*WRITTEN PROBLEM*. Images excluded, repeat each entry below exactly.

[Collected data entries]
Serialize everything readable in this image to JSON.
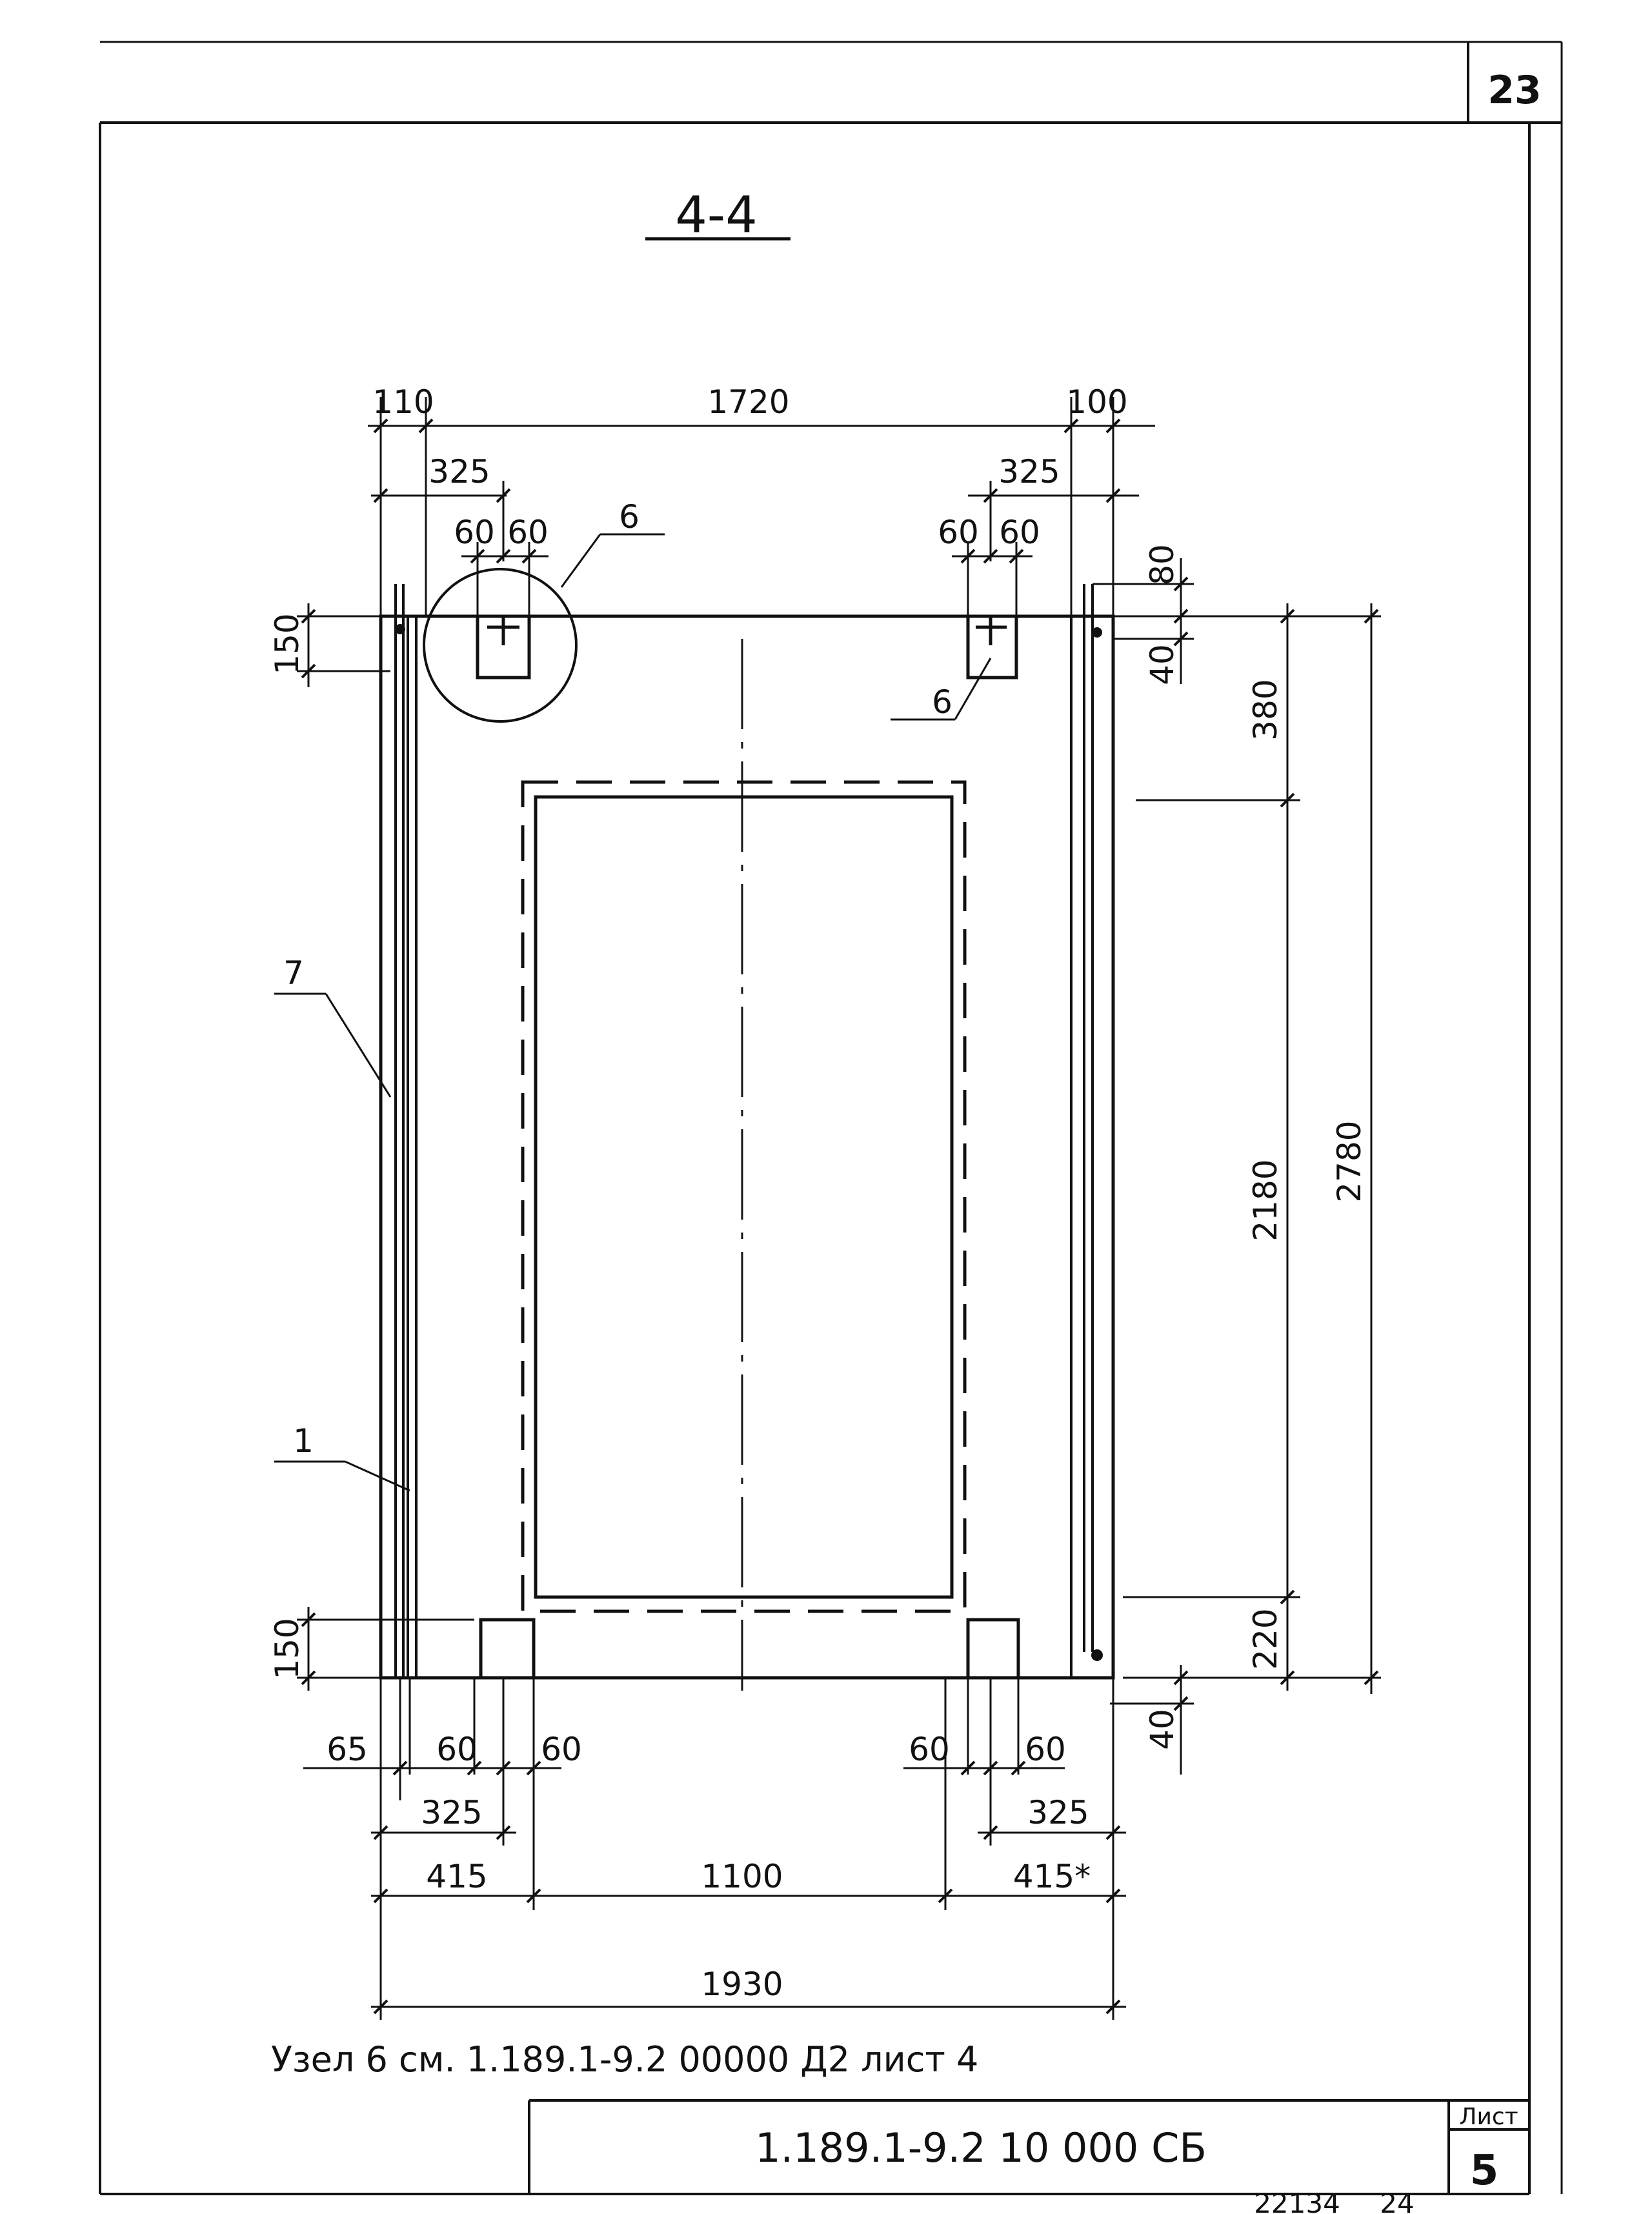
{
  "sheet": {
    "page_number": "23",
    "section_title": "4-4",
    "note": "Узел 6 см. 1.189.1-9.2 00000 Д2 лист 4",
    "stamp": {
      "code": "1.189.1-9.2 10 000 СБ",
      "list_label": "Лист",
      "list_number": "5"
    },
    "archive": {
      "number": "22134",
      "page": "24"
    }
  },
  "labels": {
    "callout_node6_top": "6",
    "callout_6_right": "6",
    "callout_7": "7",
    "callout_1": "1"
  },
  "dimensions": {
    "top_110": "110",
    "top_1720": "1720",
    "top_100": "100",
    "top_325_left": "325",
    "top_325_right": "325",
    "top_60_a": "60",
    "top_60_b": "60",
    "top_60_c": "60",
    "top_60_d": "60",
    "right_80": "80",
    "right_40_top": "40",
    "right_380": "380",
    "right_2180": "2180",
    "right_2780": "2780",
    "right_220": "220",
    "right_40_bottom": "40",
    "left_150_top": "150",
    "left_150_bottom": "150",
    "bot_65": "65",
    "bot_60_a": "60",
    "bot_60_b": "60",
    "bot_60_c": "60",
    "bot_60_d": "60",
    "bot_325_left": "325",
    "bot_325_right": "325",
    "bot_415_left": "415",
    "bot_1100": "1100",
    "bot_415_right": "415*",
    "bot_1930": "1930"
  }
}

*SOLVED EXERCISE*.
Serialize everything readable in this image to JSON.
{
  "sheet": {
    "page_number": "23",
    "section_title": "4-4",
    "note": "Узел 6 см. 1.189.1-9.2 00000 Д2 лист 4",
    "stamp": {
      "code": "1.189.1-9.2 10 000 СБ",
      "list_label": "Лист",
      "list_number": "5"
    },
    "archive": {
      "number": "22134",
      "page": "24"
    }
  },
  "labels": {
    "callout_node6_top": "6",
    "callout_6_right": "6",
    "callout_7": "7",
    "callout_1": "1"
  },
  "dimensions": {
    "top_110": "110",
    "top_1720": "1720",
    "top_100": "100",
    "top_325_left": "325",
    "top_325_right": "325",
    "top_60_a": "60",
    "top_60_b": "60",
    "top_60_c": "60",
    "top_60_d": "60",
    "right_80": "80",
    "right_40_top": "40",
    "right_380": "380",
    "right_2180": "2180",
    "right_2780": "2780",
    "right_220": "220",
    "right_40_bottom": "40",
    "left_150_top": "150",
    "left_150_bottom": "150",
    "bot_65": "65",
    "bot_60_a": "60",
    "bot_60_b": "60",
    "bot_60_c": "60",
    "bot_60_d": "60",
    "bot_325_left": "325",
    "bot_325_right": "325",
    "bot_415_left": "415",
    "bot_1100": "1100",
    "bot_415_right": "415*",
    "bot_1930": "1930"
  }
}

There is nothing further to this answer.